Description of the task.
Quote every entry word for word.

··· Recorded information ···

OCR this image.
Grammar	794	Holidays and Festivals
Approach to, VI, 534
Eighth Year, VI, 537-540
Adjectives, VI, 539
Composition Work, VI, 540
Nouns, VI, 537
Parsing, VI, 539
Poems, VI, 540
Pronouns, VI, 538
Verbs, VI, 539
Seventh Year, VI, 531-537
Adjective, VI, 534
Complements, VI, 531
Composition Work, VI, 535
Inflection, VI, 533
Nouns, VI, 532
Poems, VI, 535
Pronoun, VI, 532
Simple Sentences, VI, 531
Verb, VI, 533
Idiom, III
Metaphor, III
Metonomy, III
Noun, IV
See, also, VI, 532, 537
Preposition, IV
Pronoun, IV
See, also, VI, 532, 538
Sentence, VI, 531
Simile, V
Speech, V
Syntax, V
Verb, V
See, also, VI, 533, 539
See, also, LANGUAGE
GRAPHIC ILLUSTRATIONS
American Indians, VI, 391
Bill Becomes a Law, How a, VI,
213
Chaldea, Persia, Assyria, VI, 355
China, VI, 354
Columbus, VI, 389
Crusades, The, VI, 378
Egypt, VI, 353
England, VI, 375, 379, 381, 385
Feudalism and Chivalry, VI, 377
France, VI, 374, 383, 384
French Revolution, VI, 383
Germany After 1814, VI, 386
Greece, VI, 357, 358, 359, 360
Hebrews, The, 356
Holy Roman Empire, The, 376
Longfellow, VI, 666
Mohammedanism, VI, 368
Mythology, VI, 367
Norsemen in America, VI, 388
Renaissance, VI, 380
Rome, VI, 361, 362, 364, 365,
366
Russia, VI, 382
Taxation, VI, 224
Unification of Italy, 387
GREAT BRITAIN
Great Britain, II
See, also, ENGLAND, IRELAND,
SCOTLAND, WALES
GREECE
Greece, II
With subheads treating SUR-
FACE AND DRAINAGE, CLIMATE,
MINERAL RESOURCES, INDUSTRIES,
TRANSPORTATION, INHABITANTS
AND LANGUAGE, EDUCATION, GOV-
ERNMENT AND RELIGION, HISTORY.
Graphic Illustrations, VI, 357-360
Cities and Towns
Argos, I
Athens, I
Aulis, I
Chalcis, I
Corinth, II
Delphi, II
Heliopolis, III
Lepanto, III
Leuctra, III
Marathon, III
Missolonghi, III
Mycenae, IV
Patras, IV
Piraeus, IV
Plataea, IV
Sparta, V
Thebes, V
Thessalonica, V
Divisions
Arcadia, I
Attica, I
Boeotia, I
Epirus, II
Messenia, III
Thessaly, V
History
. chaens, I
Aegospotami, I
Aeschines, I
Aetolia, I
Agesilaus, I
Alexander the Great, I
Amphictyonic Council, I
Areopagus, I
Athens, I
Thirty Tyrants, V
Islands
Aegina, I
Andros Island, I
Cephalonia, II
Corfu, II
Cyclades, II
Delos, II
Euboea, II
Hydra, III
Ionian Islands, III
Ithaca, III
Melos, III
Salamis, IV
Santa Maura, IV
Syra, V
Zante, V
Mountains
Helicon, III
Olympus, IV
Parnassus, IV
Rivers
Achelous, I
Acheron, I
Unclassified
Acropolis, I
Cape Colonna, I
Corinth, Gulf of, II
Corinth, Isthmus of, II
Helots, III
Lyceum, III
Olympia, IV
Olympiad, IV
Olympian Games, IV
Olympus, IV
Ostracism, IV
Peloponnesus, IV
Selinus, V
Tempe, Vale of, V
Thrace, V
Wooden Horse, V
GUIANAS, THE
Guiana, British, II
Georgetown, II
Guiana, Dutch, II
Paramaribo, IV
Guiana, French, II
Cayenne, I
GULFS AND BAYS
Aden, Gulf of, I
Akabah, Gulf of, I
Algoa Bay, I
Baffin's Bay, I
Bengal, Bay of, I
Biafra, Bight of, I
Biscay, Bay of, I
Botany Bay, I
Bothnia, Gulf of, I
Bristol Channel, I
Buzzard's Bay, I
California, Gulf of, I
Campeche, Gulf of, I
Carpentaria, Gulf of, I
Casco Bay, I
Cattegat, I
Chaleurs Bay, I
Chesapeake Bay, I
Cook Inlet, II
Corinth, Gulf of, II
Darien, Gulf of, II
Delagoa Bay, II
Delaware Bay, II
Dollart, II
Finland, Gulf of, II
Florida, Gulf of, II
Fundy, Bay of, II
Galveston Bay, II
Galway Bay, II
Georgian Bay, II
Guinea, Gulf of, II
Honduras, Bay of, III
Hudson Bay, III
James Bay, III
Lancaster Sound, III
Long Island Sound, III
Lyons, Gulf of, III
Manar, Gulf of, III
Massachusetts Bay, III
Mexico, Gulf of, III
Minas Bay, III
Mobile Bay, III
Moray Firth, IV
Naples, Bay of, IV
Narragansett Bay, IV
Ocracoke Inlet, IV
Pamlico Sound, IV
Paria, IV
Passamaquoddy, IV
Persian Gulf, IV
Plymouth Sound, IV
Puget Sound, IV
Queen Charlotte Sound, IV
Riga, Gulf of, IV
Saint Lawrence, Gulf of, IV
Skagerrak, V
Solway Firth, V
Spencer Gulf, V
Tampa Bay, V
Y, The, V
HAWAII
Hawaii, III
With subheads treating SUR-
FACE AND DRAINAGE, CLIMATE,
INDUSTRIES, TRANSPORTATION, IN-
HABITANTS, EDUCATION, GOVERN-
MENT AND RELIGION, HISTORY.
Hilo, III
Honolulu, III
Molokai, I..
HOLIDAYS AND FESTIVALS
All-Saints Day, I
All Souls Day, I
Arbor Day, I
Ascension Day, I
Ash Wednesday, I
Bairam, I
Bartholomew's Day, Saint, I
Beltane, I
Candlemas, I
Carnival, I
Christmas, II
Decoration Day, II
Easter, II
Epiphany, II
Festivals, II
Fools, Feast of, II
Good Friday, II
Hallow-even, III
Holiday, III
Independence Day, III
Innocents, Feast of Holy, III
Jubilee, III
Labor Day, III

···

Full output.
OCR this image.
Grammar	794	Holidays and Festivals
Approach to, VI, 534
Eighth Year, VI, 537-540
Adjectives, VI, 539
Composition Work, VI, 540
Nouns, VI, 537
Parsing, VI, 539
Poems, VI, 540
Pronouns, VI, 538
Verbs, VI, 539
Seventh Year, VI, 531-537
Adjective, VI, 534
Complements, VI, 531
Composition Work, VI, 535
Inflection, VI, 533
Nouns, VI, 532
Poems, VI, 535
Pronoun, VI, 532
Simple Sentences, VI, 531
Verb, VI, 533
Idiom, III
Metaphor, III
Metonomy, III
Noun, IV
See, also, VI, 532, 537
Preposition, IV
Pronoun, IV
See, also, VI, 532, 538
Sentence, VI, 531
Simile, V
Speech, V
Syntax, V
Verb, V
See, also, VI, 533, 539
See, also, LANGUAGE
GRAPHIC ILLUSTRATIONS
American Indians, VI, 391
Bill Becomes a Law, How a, VI,
213
Chaldea, Persia, Assyria, VI, 355
China, VI, 354
Columbus, VI, 389
Crusades, The, VI, 378
Egypt, VI, 353
England, VI, 375, 379, 381, 385
Feudalism and Chivalry, VI, 377
France, VI, 374, 383, 384
French Revolution, VI, 383
Germany After 1814, VI, 386
Greece, VI, 357, 358, 359, 360
Hebrews, The, 356
Holy Roman Empire, The, 376
Longfellow, VI, 666
Mohammedanism, VI, 368
Mythology, VI, 367
Norsemen in America, VI, 388
Renaissance, VI, 380
Rome, VI, 361, 362, 364, 365,
366
Russia, VI, 382
Taxation, VI, 224
Unification of Italy, 387
GREAT BRITAIN
Great Britain, II
See, also, ENGLAND, IRELAND,
SCOTLAND, WALES
GREECE
Greece, II
With subheads treating SUR-
FACE AND DRAINAGE, CLIMATE,
MINERAL RESOURCES, INDUSTRIES,
TRANSPORTATION, INHABITANTS
AND LANGUAGE, EDUCATION, GOV-
ERNMENT AND RELIGION, HISTORY.
Graphic Illustrations, VI, 357-360
Cities and Towns
Argos, I
Athens, I
Aulis, I
Chalcis, I
Corinth, II
Delphi, II
Heliopolis, III
Lepanto, III
Leuctra, III
Marathon, III
Missolonghi, III
Mycenae, IV
Patras, IV
Piraeus, IV
Plataea, IV
Sparta, V
Thebes, V
Thessalonica, V
Divisions
Arcadia, I
Attica, I
Boeotia, I
Epirus, II
Messenia, III
Thessaly, V
History
. chaens, I
Aegospotami, I
Aeschines, I
Aetolia, I
Agesilaus, I
Alexander the Great, I
Amphictyonic Council, I
Areopagus, I
Athens, I
Thirty Tyrants, V
Islands
Aegina, I
Andros Island, I
Cephalonia, II
Corfu, II
Cyclades, II
Delos, II
Euboea, II
Hydra, III
Ionian Islands, III
Ithaca, III
Melos, III
Salamis, IV
Santa Maura, IV
Syra, V
Zante, V
Mountains
Helicon, III
Olympus, IV
Parnassus, IV
Rivers
Achelous, I
Acheron, I
Unclassified
Acropolis, I
Cape Colonna, I
Corinth, Gulf of, II
Corinth, Isthmus of, II
Helots, III
Lyceum, III
Olympia, IV
Olympiad, IV
Olympian Games, IV
Olympus, IV
Ostracism, IV
Peloponnesus, IV
Selinus, V
Tempe, Vale of, V
Thrace, V
Wooden Horse, V
GUIANAS, THE
Guiana, British, II
Georgetown, II
Guiana, Dutch, II
Paramaribo, IV
Guiana, French, II
Cayenne, I
GULFS AND BAYS
Aden, Gulf of, I
Akabah, Gulf of, I
Algoa Bay, I
Baffin's Bay, I
Bengal, Bay of, I
Biafra, Bight of, I
Biscay, Bay of, I
Botany Bay, I
Bothnia, Gulf of, I
Bristol Channel, I
Buzzard's Bay, I
California, Gulf of, I
Campeche, Gulf of, I
Carpentaria, Gulf of, I
Casco Bay, I
Cattegat, I
Chaleurs Bay, I
Chesapeake Bay, I
Cook Inlet, II
Corinth, Gulf of, II
Darien, Gulf of, II
Delagoa Bay, II
Delaware Bay, II
Dollart, II
Finland, Gulf of, II
Florida, Gulf of, II
Fundy, Bay of, II
Galveston Bay, II
Galway Bay, II
Georgian Bay, II
Guinea, Gulf of, II
Honduras, Bay of, III
Hudson Bay, III
James Bay, III
Lancaster Sound, III
Long Island Sound, III
Lyons, Gulf of, III
Manar, Gulf of, III
Massachusetts Bay, III
Mexico, Gulf of, III
Minas Bay, III
Mobile Bay, III
Moray Firth, IV
Naples, Bay of, IV
Narragansett Bay, IV
Ocracoke Inlet, IV
Pamlico Sound, IV
Paria, IV
Passamaquoddy, IV
Persian Gulf, IV
Plymouth Sound, IV
Puget Sound, IV
Queen Charlotte Sound, IV
Riga, Gulf of, IV
Saint Lawrence, Gulf of, IV
Skagerrak, V
Solway Firth, V
Spencer Gulf, V
Tampa Bay, V
Y, The, V
HAWAII
Hawaii, III
With subheads treating SUR-
FACE AND DRAINAGE, CLIMATE,
INDUSTRIES, TRANSPORTATION, IN-
HABITANTS, EDUCATION, GOVERN-
MENT AND RELIGION, HISTORY.
Hilo, III
Honolulu, III
Molokai, I..
HOLIDAYS AND FESTIVALS
All-Saints Day, I
All Souls Day, I
Arbor Day, I
Ascension Day, I
Ash Wednesday, I
Bairam, I
Bartholomew's Day, Saint, I
Beltane, I
Candlemas, I
Carnival, I
Christmas, II
Decoration Day, II
Easter, II
Epiphany, II
Festivals, II
Fools, Feast of, II
Good Friday, II
Hallow-even, III
Holiday, III
Independence Day, III
Innocents, Feast of Holy, III
Jubilee, III
Labor Day, III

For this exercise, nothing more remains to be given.